Can you pull out each line of the data below that includes the word "JSON"?
::::::::::
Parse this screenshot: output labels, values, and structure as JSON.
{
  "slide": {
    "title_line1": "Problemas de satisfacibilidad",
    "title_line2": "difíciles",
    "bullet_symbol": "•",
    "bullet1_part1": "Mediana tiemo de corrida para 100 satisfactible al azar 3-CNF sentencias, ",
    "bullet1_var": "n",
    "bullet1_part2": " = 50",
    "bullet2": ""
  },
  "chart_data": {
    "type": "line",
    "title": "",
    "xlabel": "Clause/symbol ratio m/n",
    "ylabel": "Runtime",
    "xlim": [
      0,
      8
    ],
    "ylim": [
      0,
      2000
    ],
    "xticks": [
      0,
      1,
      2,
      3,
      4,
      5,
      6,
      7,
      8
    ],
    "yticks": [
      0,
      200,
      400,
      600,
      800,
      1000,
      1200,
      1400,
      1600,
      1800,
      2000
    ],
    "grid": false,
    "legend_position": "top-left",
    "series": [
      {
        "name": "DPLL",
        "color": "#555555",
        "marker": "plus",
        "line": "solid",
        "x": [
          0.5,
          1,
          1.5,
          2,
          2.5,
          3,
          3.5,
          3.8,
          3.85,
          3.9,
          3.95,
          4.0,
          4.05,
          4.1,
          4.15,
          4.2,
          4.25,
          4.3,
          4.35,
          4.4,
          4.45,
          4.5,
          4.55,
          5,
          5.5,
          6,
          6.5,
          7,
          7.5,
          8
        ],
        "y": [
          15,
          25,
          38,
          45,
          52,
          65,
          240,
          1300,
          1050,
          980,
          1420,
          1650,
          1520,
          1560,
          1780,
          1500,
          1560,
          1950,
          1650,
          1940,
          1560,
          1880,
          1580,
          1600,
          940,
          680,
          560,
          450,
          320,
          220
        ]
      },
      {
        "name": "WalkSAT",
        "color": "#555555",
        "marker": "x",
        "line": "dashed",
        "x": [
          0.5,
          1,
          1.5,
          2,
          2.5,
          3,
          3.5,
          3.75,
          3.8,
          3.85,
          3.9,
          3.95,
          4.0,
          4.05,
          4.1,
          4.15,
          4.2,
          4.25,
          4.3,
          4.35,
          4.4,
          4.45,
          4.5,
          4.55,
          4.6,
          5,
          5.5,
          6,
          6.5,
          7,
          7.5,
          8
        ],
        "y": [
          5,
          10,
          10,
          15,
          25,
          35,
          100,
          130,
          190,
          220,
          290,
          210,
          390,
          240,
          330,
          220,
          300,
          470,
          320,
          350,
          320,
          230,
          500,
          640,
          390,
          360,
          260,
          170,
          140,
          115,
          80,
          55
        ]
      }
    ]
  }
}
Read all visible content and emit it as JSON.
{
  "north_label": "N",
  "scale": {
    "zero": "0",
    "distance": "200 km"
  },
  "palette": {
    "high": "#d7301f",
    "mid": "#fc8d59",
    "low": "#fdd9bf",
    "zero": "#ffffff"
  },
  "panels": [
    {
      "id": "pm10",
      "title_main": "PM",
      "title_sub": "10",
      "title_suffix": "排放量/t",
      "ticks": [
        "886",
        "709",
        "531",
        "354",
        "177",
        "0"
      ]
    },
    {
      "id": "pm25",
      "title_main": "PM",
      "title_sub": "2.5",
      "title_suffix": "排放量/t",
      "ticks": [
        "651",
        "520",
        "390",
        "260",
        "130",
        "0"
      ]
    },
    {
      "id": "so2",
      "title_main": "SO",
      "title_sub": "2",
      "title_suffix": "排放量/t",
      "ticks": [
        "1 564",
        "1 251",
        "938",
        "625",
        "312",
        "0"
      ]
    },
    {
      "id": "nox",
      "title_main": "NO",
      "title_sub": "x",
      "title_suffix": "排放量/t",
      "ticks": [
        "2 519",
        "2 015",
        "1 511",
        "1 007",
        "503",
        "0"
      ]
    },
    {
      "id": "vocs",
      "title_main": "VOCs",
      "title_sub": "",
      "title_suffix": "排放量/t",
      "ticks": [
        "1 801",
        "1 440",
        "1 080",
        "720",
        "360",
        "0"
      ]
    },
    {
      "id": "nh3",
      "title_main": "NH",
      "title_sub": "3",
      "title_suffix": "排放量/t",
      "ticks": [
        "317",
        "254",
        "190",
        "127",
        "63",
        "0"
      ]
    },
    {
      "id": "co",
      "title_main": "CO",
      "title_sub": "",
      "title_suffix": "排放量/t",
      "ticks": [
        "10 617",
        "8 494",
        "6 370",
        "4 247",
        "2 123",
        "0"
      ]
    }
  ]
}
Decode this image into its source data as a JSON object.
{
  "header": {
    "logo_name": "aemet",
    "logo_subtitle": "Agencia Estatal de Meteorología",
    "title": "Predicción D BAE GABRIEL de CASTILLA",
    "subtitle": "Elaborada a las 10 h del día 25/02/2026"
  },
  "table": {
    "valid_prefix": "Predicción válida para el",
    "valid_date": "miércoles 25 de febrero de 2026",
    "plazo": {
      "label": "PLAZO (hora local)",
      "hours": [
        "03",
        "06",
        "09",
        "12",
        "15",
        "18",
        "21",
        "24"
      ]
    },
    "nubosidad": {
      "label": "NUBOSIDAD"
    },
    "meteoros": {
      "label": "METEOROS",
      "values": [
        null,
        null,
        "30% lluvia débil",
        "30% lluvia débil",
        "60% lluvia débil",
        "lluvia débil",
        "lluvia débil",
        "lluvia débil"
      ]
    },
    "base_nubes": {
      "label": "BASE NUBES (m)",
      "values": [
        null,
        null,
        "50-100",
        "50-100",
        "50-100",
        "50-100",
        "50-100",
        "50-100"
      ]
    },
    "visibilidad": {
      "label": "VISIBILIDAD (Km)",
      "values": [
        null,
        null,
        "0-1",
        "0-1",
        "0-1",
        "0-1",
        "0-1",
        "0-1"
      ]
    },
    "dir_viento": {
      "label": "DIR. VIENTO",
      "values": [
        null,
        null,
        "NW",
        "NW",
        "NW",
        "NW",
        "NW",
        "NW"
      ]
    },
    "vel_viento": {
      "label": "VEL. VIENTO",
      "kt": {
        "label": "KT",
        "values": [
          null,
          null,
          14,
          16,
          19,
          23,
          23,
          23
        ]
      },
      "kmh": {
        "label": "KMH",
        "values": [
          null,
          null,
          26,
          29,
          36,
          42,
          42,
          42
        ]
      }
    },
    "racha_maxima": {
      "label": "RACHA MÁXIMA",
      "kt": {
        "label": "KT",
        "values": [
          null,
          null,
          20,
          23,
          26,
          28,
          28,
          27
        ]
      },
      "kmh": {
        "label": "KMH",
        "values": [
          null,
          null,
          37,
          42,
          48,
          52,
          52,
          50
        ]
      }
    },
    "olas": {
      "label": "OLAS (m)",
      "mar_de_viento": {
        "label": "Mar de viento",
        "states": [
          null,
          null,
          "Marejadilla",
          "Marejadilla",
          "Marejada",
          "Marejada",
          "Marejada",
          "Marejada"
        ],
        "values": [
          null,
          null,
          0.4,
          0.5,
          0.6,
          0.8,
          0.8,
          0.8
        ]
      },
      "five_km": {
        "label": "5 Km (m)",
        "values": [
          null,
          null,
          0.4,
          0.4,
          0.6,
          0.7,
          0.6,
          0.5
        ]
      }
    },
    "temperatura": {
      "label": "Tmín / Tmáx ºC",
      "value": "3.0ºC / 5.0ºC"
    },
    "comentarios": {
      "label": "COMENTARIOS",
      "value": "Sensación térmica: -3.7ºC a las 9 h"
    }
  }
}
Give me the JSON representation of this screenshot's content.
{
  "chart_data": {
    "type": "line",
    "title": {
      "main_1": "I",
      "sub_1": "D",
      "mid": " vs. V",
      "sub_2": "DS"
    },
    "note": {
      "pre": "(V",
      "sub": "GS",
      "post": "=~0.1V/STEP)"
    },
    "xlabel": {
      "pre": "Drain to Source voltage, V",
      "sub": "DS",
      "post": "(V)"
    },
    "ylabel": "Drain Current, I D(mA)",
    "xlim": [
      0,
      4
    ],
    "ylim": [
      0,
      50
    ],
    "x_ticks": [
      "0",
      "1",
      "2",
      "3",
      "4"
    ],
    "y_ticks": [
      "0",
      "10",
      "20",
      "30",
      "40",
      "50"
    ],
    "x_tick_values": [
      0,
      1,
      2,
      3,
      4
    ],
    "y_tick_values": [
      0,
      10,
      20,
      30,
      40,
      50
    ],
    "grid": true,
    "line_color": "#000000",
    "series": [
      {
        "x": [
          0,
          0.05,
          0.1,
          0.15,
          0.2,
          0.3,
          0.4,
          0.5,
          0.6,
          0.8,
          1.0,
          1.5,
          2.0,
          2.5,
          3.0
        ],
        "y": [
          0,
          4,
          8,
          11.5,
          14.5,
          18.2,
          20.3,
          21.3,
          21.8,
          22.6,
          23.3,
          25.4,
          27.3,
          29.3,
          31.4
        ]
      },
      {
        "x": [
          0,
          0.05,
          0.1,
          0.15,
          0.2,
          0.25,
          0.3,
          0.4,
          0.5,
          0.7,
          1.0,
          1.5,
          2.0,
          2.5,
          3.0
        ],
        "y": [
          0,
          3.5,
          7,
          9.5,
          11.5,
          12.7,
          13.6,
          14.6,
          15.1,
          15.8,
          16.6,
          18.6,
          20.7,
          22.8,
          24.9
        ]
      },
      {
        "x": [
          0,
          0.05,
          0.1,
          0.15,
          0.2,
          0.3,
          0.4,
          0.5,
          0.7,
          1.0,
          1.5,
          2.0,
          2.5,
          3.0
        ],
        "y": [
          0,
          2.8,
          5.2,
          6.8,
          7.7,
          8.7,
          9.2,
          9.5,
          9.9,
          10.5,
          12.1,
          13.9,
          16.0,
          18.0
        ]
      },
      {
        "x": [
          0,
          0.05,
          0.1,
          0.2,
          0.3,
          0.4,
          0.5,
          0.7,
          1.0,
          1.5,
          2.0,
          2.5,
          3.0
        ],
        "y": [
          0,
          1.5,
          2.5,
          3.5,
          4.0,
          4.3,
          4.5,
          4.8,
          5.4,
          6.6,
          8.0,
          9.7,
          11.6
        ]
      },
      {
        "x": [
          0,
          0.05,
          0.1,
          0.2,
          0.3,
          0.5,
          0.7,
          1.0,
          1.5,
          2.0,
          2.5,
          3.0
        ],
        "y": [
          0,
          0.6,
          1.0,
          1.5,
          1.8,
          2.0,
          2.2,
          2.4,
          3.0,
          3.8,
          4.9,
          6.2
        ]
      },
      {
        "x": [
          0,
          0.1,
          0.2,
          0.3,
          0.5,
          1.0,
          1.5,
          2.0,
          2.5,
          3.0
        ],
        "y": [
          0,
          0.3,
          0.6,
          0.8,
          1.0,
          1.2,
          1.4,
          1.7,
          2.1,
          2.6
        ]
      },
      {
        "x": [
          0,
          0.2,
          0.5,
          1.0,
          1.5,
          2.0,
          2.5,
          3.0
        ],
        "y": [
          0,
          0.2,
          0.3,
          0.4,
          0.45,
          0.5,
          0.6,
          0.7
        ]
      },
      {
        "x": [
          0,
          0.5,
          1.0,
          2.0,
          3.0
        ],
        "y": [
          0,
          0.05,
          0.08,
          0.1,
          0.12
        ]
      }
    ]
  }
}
::::::::::
**Correct answer:**
Parse this screenshot: output labels, values, and structure as JSON.
Read all visible content and emit it as JSON.
Decode this image into its source data as a JSON object.
Give me the JSON representation of this screenshot's content.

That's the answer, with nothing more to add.